*Assignment*: Where a line of the records holds the string "Styrgrupp", copy that line.
━━━━━ Records to process ━━━━━
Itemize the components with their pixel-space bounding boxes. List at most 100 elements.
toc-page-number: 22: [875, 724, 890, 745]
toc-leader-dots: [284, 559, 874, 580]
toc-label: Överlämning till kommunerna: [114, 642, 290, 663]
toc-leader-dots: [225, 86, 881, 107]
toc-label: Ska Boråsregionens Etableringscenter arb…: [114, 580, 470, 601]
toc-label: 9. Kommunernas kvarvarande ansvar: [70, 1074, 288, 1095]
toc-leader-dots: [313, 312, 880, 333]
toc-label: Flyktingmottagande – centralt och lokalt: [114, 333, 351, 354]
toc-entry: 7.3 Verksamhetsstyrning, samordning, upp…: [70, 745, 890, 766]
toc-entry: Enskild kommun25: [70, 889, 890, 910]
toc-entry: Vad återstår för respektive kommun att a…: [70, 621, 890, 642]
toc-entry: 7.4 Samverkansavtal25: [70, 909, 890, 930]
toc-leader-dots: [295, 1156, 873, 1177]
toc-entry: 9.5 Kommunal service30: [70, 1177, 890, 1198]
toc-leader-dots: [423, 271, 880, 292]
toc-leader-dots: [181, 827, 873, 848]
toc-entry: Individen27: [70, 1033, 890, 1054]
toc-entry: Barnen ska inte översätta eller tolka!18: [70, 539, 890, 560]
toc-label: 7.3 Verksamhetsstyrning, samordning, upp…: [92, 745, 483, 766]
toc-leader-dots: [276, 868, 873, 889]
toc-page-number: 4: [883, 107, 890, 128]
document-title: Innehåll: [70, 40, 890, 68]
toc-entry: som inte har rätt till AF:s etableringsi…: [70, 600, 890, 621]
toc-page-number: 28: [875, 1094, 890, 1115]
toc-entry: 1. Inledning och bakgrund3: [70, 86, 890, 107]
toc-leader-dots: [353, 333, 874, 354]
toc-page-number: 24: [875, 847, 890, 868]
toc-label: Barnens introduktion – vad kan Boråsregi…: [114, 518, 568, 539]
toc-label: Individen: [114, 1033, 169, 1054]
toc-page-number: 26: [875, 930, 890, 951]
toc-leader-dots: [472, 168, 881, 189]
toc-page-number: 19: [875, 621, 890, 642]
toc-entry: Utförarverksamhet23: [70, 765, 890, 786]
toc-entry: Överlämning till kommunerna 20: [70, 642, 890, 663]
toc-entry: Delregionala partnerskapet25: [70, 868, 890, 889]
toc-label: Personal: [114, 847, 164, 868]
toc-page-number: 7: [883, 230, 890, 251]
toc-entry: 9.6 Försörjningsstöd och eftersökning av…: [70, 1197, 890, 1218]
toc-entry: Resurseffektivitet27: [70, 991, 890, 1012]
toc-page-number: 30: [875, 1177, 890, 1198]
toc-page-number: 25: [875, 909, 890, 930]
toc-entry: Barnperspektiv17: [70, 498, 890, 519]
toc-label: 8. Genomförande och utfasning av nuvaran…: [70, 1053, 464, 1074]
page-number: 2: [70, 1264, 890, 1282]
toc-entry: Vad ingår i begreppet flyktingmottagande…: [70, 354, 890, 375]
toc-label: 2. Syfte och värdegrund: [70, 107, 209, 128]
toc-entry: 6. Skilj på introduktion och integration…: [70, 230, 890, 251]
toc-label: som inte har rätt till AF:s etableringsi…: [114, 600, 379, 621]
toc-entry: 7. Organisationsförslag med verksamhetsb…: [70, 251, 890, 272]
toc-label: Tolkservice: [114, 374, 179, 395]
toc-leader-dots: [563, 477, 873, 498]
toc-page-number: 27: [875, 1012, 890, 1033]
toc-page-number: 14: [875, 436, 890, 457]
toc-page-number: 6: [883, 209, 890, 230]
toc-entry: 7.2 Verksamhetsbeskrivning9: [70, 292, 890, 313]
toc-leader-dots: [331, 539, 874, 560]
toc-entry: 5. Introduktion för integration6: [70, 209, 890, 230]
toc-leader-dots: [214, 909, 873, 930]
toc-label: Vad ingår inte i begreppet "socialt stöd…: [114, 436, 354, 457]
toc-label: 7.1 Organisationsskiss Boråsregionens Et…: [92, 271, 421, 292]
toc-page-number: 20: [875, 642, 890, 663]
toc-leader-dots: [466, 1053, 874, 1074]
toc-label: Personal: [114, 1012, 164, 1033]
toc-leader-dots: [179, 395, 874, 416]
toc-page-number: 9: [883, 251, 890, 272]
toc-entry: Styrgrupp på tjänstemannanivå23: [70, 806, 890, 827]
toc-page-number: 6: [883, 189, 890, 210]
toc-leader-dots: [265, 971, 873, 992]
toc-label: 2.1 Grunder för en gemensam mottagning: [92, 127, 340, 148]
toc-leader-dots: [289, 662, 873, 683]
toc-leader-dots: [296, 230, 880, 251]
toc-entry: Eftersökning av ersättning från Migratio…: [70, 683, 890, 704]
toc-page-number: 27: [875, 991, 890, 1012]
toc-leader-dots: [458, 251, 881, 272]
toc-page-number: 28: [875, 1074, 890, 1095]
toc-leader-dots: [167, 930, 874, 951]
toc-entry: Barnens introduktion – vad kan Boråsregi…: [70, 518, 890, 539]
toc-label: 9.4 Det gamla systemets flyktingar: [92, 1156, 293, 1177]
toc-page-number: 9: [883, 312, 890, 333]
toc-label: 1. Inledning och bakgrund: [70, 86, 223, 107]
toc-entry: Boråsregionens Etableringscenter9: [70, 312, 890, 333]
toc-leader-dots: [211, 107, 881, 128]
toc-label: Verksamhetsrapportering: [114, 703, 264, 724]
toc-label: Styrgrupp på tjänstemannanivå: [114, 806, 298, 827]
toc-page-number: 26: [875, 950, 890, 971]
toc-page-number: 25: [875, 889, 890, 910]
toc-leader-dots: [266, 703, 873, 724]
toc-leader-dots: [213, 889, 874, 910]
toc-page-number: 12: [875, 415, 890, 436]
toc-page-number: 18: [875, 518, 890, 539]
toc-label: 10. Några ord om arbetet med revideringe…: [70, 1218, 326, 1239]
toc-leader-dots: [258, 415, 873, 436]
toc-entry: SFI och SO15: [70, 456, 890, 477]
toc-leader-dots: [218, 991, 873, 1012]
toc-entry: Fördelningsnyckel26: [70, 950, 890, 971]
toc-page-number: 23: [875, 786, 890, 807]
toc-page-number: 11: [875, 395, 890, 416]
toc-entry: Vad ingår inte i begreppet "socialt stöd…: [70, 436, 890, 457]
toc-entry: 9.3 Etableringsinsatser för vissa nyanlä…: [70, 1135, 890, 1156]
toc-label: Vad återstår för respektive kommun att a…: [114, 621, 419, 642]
━━━━━
*Solution*:
toc-entry: Styrgrupp på tjänstemannanivå23: [70, 806, 890, 827]
toc-label: Styrgrupp på tjänstemannanivå: [114, 806, 298, 827]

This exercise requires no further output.